Your objective:
Pictures stay out of the copy; restate everything else in the material exactly.

Recorded information:

================

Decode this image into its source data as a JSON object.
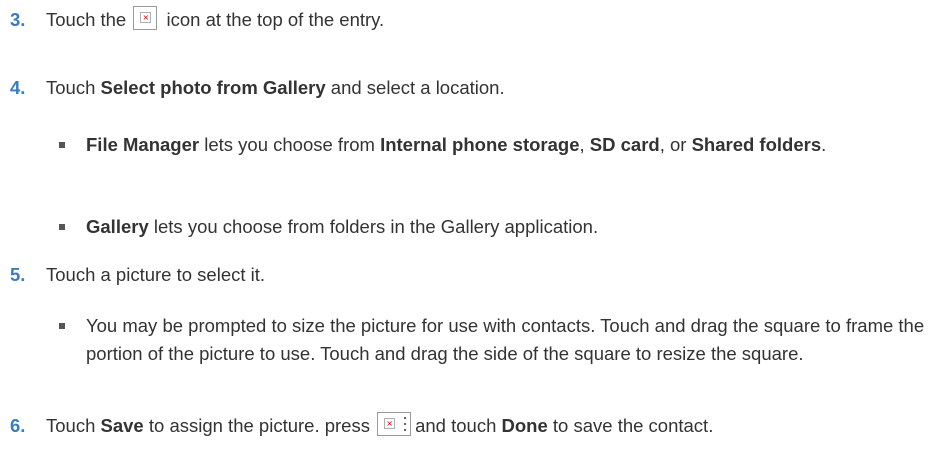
{
  "steps": [
    {
      "num": "3.",
      "before_icon": "Touch the",
      "after_icon": "icon at the top of the entry.",
      "icon": "broken-image-icon"
    },
    {
      "num": "4.",
      "t1": "Touch ",
      "b1": "Select photo from Gallery",
      "t2": " and select a location."
    },
    {
      "num": "5.",
      "text": "Touch a picture to select it."
    },
    {
      "num": "6.",
      "t1": "Touch ",
      "b1": "Save",
      "t2": " to assign the picture. press",
      "t3": "and touch ",
      "b2": "Done",
      "t4": " to save the contact.",
      "icon": "menu-icon"
    }
  ],
  "sub_items": {
    "file_manager": {
      "b1": "File Manager",
      "t1": " lets you choose from ",
      "b2": "Internal phone storage",
      "t2": ", ",
      "b3": "SD card",
      "t3": ", or ",
      "b4": "Shared folders",
      "t4": "."
    },
    "gallery": {
      "b1": "Gallery",
      "t1": " lets you choose from folders in the Gallery application."
    },
    "resize": {
      "text": "You may be prompted to size the picture for use with contacts. Touch and drag the square to frame the portion of the picture to use. Touch and drag the side of the square to resize the square."
    }
  }
}
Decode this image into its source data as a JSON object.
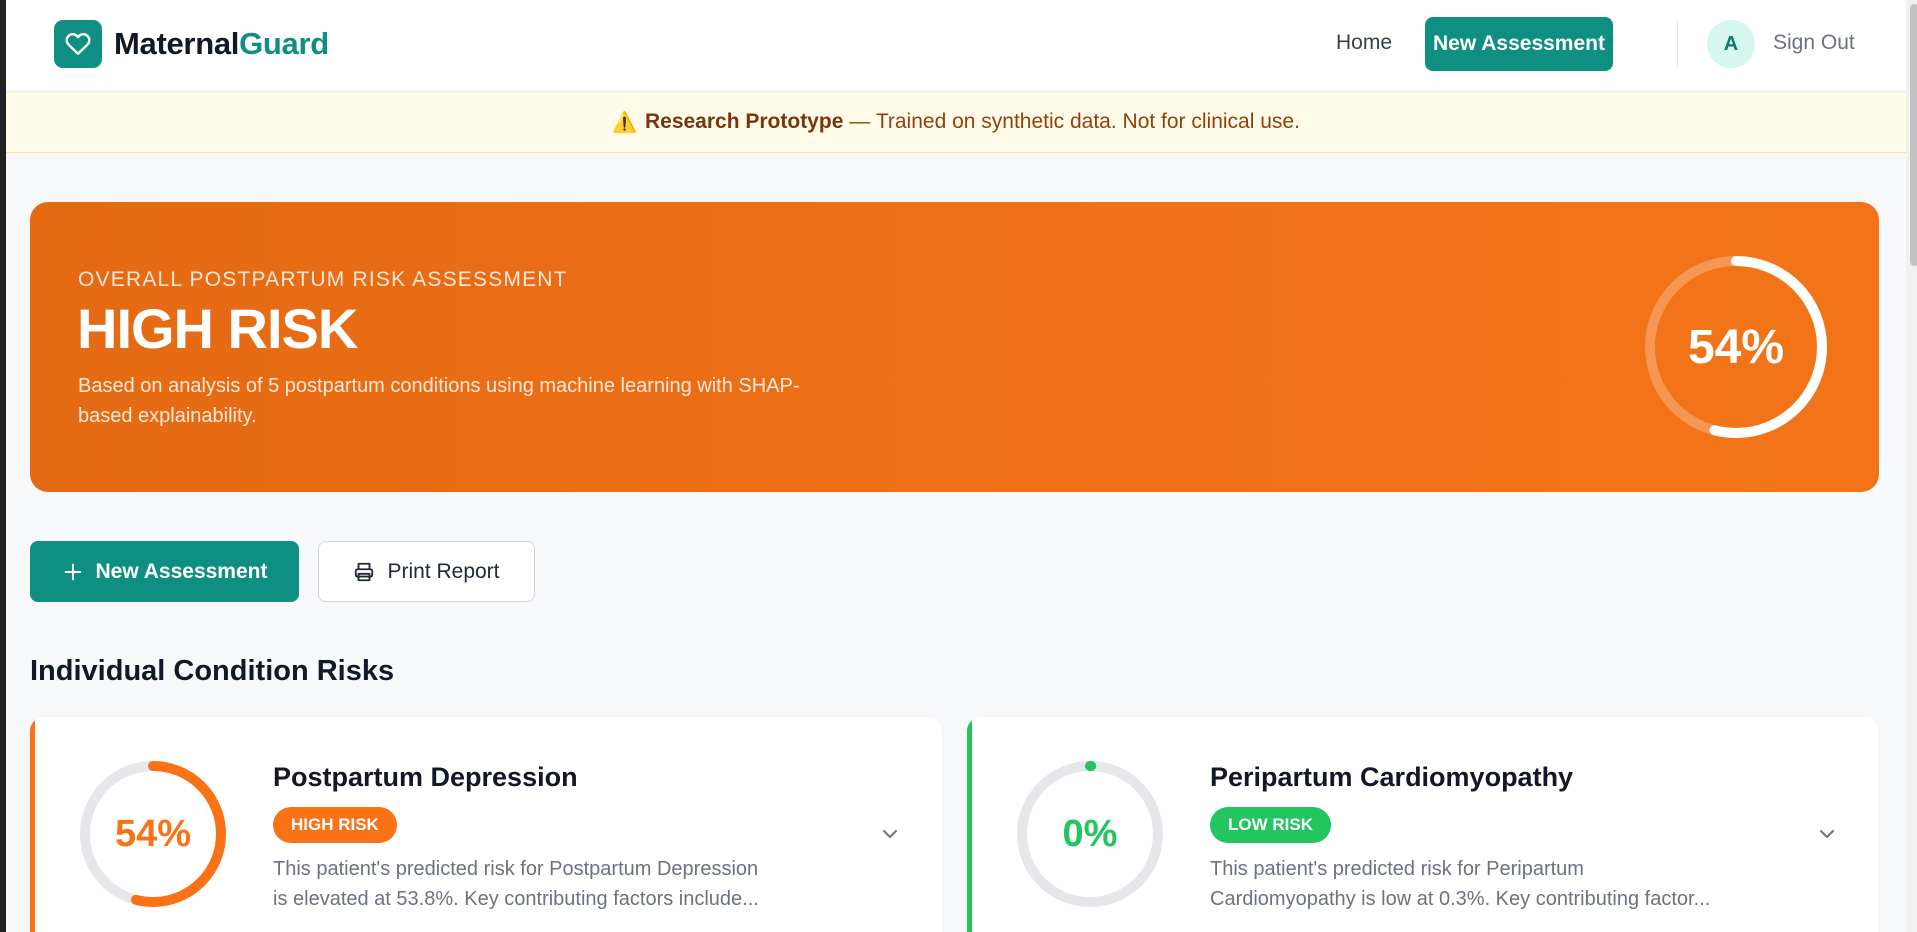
{
  "header": {
    "brand_part1": "Maternal",
    "brand_part2": "Guard",
    "logo_icon": "heart-icon",
    "nav_home": "Home",
    "nav_new_assessment": "New Assessment",
    "avatar_initial": "A",
    "sign_out": "Sign Out"
  },
  "banner": {
    "icon": "warning-icon",
    "strong": "Research Prototype",
    "text": "— Trained on synthetic data. Not for clinical use."
  },
  "hero": {
    "kicker": "OVERALL POSTPARTUM RISK ASSESSMENT",
    "title": "HIGH RISK",
    "description": "Based on analysis of 5 postpartum conditions using machine learning with SHAP-based explainability.",
    "percent_label": "54%",
    "percent_value": 0.54,
    "background_color": "#f07118"
  },
  "actions": {
    "new_assessment": "New Assessment",
    "print_report": "Print Report"
  },
  "section_title": "Individual Condition Risks",
  "conditions": [
    {
      "title": "Postpartum Depression",
      "badge": "HIGH RISK",
      "percent_label": "54%",
      "percent_value": 0.54,
      "color": "#f97316",
      "desc_line1": "This patient's predicted risk for Postpartum Depression",
      "desc_line2": "is elevated at 53.8%. Key contributing factors include..."
    },
    {
      "title": "Peripartum Cardiomyopathy",
      "badge": "LOW RISK",
      "percent_label": "0%",
      "percent_value": 0.003,
      "color": "#22c55e",
      "desc_line1": "This patient's predicted risk for Peripartum",
      "desc_line2": "Cardiomyopathy is low at 0.3%. Key contributing factor..."
    }
  ],
  "colors": {
    "brand": "#0f8f82",
    "high_risk": "#f97316",
    "low_risk": "#22c55e"
  }
}
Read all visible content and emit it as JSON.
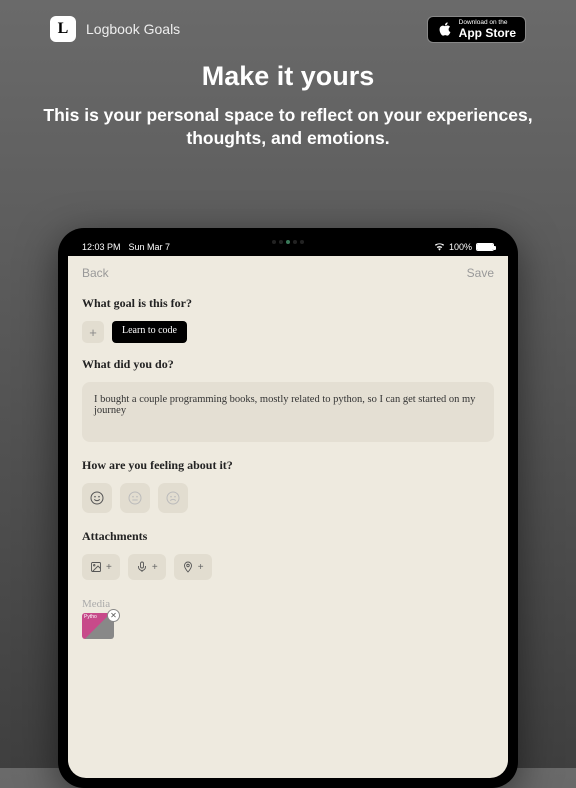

================

Task response:
Decode this image into its source data as a JSON object.
{
  "steps": [
    {
      "num": "3.",
      "before_icon": "Touch the",
      "after_icon": "icon at the top of the entry.",
      "icon": "broken-image-icon"
    },
    {
      "num": "4.",
      "t1": "Touch ",
      "b1": "Select photo from Gallery",
      "t2": " and select a location."
    },
    {
      "num": "5.",
      "text": "Touch a picture to select it."
    },
    {
      "num": "6.",
      "t1": "Touch ",
      "b1": "Save",
      "t2": " to assign the picture. press",
      "t3": "and touch ",
      "b2": "Done",
      "t4": " to save the contact.",
      "icon": "menu-icon"
    }
  ],
  "sub_items": {
    "file_manager": {
      "b1": "File Manager",
      "t1": " lets you choose from ",
      "b2": "Internal phone storage",
      "t2": ", ",
      "b3": "SD card",
      "t3": ", or ",
      "b4": "Shared folders",
      "t4": "."
    },
    "gallery": {
      "b1": "Gallery",
      "t1": " lets you choose from folders in the Gallery application."
    },
    "resize": {
      "text": "You may be prompted to size the picture for use with contacts. Touch and drag the square to frame the portion of the picture to use. Touch and drag the side of the square to resize the square."
    }
  }
}
Decode this image into its source data as a JSON object.
{
  "header": {
    "brand_part1": "Maternal",
    "brand_part2": "Guard",
    "logo_icon": "heart-icon",
    "nav_home": "Home",
    "nav_new_assessment": "New Assessment",
    "avatar_initial": "A",
    "sign_out": "Sign Out"
  },
  "banner": {
    "icon": "warning-icon",
    "strong": "Research Prototype",
    "text": "— Trained on synthetic data. Not for clinical use."
  },
  "hero": {
    "kicker": "OVERALL POSTPARTUM RISK ASSESSMENT",
    "title": "HIGH RISK",
    "description": "Based on analysis of 5 postpartum conditions using machine learning with SHAP-based explainability.",
    "percent_label": "54%",
    "percent_value": 0.54,
    "background_color": "#f07118"
  },
  "actions": {
    "new_assessment": "New Assessment",
    "print_report": "Print Report"
  },
  "section_title": "Individual Condition Risks",
  "conditions": [
    {
      "title": "Postpartum Depression",
      "badge": "HIGH RISK",
      "percent_label": "54%",
      "percent_value": 0.54,
      "color": "#f97316",
      "desc_line1": "This patient's predicted risk for Postpartum Depression",
      "desc_line2": "is elevated at 53.8%. Key contributing factors include..."
    },
    {
      "title": "Peripartum Cardiomyopathy",
      "badge": "LOW RISK",
      "percent_label": "0%",
      "percent_value": 0.003,
      "color": "#22c55e",
      "desc_line1": "This patient's predicted risk for Peripartum",
      "desc_line2": "Cardiomyopathy is low at 0.3%. Key contributing factor..."
    }
  ],
  "colors": {
    "brand": "#0f8f82",
    "high_risk": "#f97316",
    "low_risk": "#22c55e"
  }
}
Read all visible content and emit it as JSON.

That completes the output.